╔══
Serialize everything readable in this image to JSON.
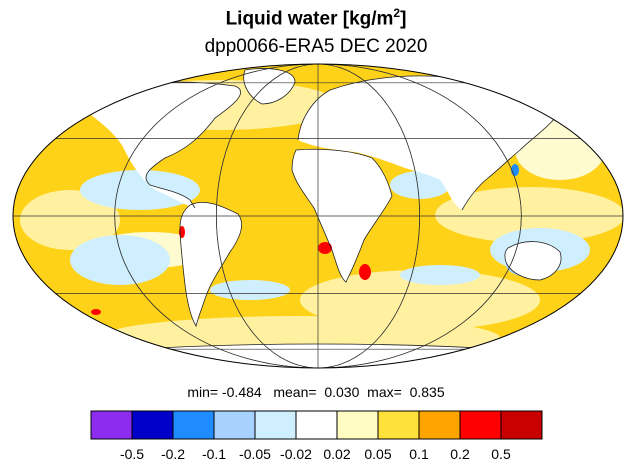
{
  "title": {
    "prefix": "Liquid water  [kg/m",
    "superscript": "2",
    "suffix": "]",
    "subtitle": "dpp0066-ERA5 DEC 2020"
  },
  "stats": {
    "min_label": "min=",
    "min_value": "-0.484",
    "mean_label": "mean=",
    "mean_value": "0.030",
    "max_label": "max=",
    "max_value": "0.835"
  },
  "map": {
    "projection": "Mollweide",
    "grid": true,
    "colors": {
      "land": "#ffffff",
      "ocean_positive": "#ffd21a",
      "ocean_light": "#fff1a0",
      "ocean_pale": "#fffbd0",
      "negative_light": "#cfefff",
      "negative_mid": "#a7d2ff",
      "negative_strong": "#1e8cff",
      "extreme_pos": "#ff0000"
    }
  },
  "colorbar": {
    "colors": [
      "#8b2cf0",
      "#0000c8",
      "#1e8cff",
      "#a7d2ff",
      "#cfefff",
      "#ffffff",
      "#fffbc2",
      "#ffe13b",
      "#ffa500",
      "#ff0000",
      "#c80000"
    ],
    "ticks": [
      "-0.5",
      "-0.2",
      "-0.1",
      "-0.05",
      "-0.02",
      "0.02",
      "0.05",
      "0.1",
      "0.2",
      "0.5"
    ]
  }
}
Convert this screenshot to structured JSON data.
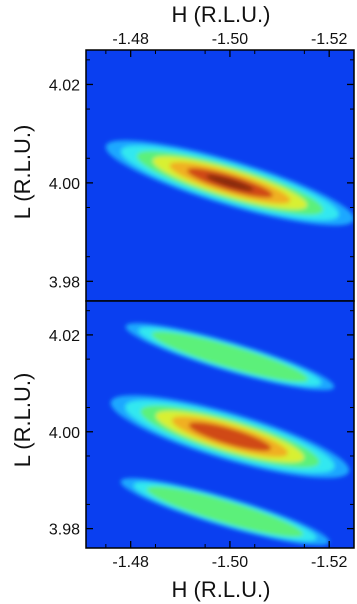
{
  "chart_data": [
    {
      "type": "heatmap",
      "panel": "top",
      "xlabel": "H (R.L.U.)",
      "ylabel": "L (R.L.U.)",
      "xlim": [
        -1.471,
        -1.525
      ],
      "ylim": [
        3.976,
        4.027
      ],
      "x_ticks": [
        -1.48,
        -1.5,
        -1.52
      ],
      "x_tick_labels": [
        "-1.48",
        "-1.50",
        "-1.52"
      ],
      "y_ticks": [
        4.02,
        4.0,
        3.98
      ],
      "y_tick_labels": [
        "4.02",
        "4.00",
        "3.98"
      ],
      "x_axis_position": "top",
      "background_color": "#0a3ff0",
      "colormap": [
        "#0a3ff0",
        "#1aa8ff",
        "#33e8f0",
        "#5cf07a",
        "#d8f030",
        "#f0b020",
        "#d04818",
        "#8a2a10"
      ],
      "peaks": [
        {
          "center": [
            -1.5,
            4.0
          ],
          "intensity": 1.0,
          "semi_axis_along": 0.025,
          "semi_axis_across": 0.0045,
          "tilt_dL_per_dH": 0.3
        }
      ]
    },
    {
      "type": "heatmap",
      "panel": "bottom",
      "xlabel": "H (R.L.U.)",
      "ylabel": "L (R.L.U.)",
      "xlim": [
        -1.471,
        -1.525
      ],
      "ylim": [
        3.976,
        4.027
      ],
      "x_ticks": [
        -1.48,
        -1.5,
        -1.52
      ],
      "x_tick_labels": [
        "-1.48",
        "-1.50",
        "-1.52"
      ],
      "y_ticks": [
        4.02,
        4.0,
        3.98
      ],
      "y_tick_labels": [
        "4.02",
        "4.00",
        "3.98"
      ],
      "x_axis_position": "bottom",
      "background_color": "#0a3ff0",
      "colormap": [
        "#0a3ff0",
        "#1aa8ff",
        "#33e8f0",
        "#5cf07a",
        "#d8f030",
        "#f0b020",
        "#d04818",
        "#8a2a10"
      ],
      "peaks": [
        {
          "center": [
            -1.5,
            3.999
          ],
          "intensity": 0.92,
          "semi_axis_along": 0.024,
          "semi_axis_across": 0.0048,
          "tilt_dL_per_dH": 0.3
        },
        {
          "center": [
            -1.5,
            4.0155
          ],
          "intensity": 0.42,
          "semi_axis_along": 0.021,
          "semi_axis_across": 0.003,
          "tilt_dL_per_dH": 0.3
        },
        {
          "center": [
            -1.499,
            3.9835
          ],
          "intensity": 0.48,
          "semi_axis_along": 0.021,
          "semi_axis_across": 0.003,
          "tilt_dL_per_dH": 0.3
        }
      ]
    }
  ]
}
╚══
EXERCISE DIRECTIONS: Would you set down the listing exactly, omitting pictures?

FULL SOLUTION:
Serialize everything readable in this image to JSON.
{
  "title": {
    "prefix": "Liquid water  [kg/m",
    "superscript": "2",
    "suffix": "]",
    "subtitle": "dpp0066-ERA5 DEC 2020"
  },
  "stats": {
    "min_label": "min=",
    "min_value": "-0.484",
    "mean_label": "mean=",
    "mean_value": "0.030",
    "max_label": "max=",
    "max_value": "0.835"
  },
  "map": {
    "projection": "Mollweide",
    "grid": true,
    "colors": {
      "land": "#ffffff",
      "ocean_positive": "#ffd21a",
      "ocean_light": "#fff1a0",
      "ocean_pale": "#fffbd0",
      "negative_light": "#cfefff",
      "negative_mid": "#a7d2ff",
      "negative_strong": "#1e8cff",
      "extreme_pos": "#ff0000"
    }
  },
  "colorbar": {
    "colors": [
      "#8b2cf0",
      "#0000c8",
      "#1e8cff",
      "#a7d2ff",
      "#cfefff",
      "#ffffff",
      "#fffbc2",
      "#ffe13b",
      "#ffa500",
      "#ff0000",
      "#c80000"
    ],
    "ticks": [
      "-0.5",
      "-0.2",
      "-0.1",
      "-0.05",
      "-0.02",
      "0.02",
      "0.05",
      "0.1",
      "0.2",
      "0.5"
    ]
  }
}
Convert this screenshot to structured JSON data.
{
  "chart_data": [
    {
      "type": "heatmap",
      "panel": "top",
      "xlabel": "H (R.L.U.)",
      "ylabel": "L (R.L.U.)",
      "xlim": [
        -1.471,
        -1.525
      ],
      "ylim": [
        3.976,
        4.027
      ],
      "x_ticks": [
        -1.48,
        -1.5,
        -1.52
      ],
      "x_tick_labels": [
        "-1.48",
        "-1.50",
        "-1.52"
      ],
      "y_ticks": [
        4.02,
        4.0,
        3.98
      ],
      "y_tick_labels": [
        "4.02",
        "4.00",
        "3.98"
      ],
      "x_axis_position": "top",
      "background_color": "#0a3ff0",
      "colormap": [
        "#0a3ff0",
        "#1aa8ff",
        "#33e8f0",
        "#5cf07a",
        "#d8f030",
        "#f0b020",
        "#d04818",
        "#8a2a10"
      ],
      "peaks": [
        {
          "center": [
            -1.5,
            4.0
          ],
          "intensity": 1.0,
          "semi_axis_along": 0.025,
          "semi_axis_across": 0.0045,
          "tilt_dL_per_dH": 0.3
        }
      ]
    },
    {
      "type": "heatmap",
      "panel": "bottom",
      "xlabel": "H (R.L.U.)",
      "ylabel": "L (R.L.U.)",
      "xlim": [
        -1.471,
        -1.525
      ],
      "ylim": [
        3.976,
        4.027
      ],
      "x_ticks": [
        -1.48,
        -1.5,
        -1.52
      ],
      "x_tick_labels": [
        "-1.48",
        "-1.50",
        "-1.52"
      ],
      "y_ticks": [
        4.02,
        4.0,
        3.98
      ],
      "y_tick_labels": [
        "4.02",
        "4.00",
        "3.98"
      ],
      "x_axis_position": "bottom",
      "background_color": "#0a3ff0",
      "colormap": [
        "#0a3ff0",
        "#1aa8ff",
        "#33e8f0",
        "#5cf07a",
        "#d8f030",
        "#f0b020",
        "#d04818",
        "#8a2a10"
      ],
      "peaks": [
        {
          "center": [
            -1.5,
            3.999
          ],
          "intensity": 0.92,
          "semi_axis_along": 0.024,
          "semi_axis_across": 0.0048,
          "tilt_dL_per_dH": 0.3
        },
        {
          "center": [
            -1.5,
            4.0155
          ],
          "intensity": 0.42,
          "semi_axis_along": 0.021,
          "semi_axis_across": 0.003,
          "tilt_dL_per_dH": 0.3
        },
        {
          "center": [
            -1.499,
            3.9835
          ],
          "intensity": 0.48,
          "semi_axis_along": 0.021,
          "semi_axis_across": 0.003,
          "tilt_dL_per_dH": 0.3
        }
      ]
    }
  ]
}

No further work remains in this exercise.